▶ WHAT IS EXPECTED
Search the data for the word "activate" and copy every line where it occurs.

Stored items:

= = =

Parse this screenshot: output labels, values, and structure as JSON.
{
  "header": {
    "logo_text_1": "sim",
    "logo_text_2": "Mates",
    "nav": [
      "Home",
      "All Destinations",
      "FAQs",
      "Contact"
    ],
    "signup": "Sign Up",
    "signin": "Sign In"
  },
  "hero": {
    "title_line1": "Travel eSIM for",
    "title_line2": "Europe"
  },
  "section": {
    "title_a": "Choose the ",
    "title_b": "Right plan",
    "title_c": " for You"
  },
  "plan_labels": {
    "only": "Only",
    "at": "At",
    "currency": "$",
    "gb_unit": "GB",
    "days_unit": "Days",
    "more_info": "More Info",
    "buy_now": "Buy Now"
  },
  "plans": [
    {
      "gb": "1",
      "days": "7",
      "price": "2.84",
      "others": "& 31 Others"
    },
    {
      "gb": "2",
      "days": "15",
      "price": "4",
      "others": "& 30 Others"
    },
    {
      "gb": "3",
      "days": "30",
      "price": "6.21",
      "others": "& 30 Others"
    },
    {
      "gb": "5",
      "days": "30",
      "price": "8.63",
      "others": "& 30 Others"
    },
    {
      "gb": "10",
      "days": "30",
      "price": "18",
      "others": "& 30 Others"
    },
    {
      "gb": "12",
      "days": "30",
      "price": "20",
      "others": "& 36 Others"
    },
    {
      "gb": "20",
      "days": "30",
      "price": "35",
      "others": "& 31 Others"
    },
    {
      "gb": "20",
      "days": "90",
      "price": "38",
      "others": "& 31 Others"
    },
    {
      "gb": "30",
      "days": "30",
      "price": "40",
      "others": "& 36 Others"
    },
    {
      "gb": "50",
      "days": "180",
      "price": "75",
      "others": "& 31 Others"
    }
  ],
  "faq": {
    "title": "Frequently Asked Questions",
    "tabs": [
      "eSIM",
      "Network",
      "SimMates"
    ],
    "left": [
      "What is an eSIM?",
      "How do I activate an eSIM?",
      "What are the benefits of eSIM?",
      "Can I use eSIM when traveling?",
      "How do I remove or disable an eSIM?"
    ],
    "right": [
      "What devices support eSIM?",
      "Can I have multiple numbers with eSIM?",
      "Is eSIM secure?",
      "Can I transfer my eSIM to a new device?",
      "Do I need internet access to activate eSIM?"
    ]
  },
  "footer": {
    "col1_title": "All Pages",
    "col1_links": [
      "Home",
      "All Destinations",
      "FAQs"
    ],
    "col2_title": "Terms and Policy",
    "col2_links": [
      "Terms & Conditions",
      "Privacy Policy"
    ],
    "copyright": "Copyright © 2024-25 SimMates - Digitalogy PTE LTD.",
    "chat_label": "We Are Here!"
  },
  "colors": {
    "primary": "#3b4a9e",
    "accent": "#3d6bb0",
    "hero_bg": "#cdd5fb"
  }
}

= = =

▶ SOLUTION TO THIS PROBLEM
      "How do I activate an eSIM?",
      "Do I need internet access to activate eSIM?"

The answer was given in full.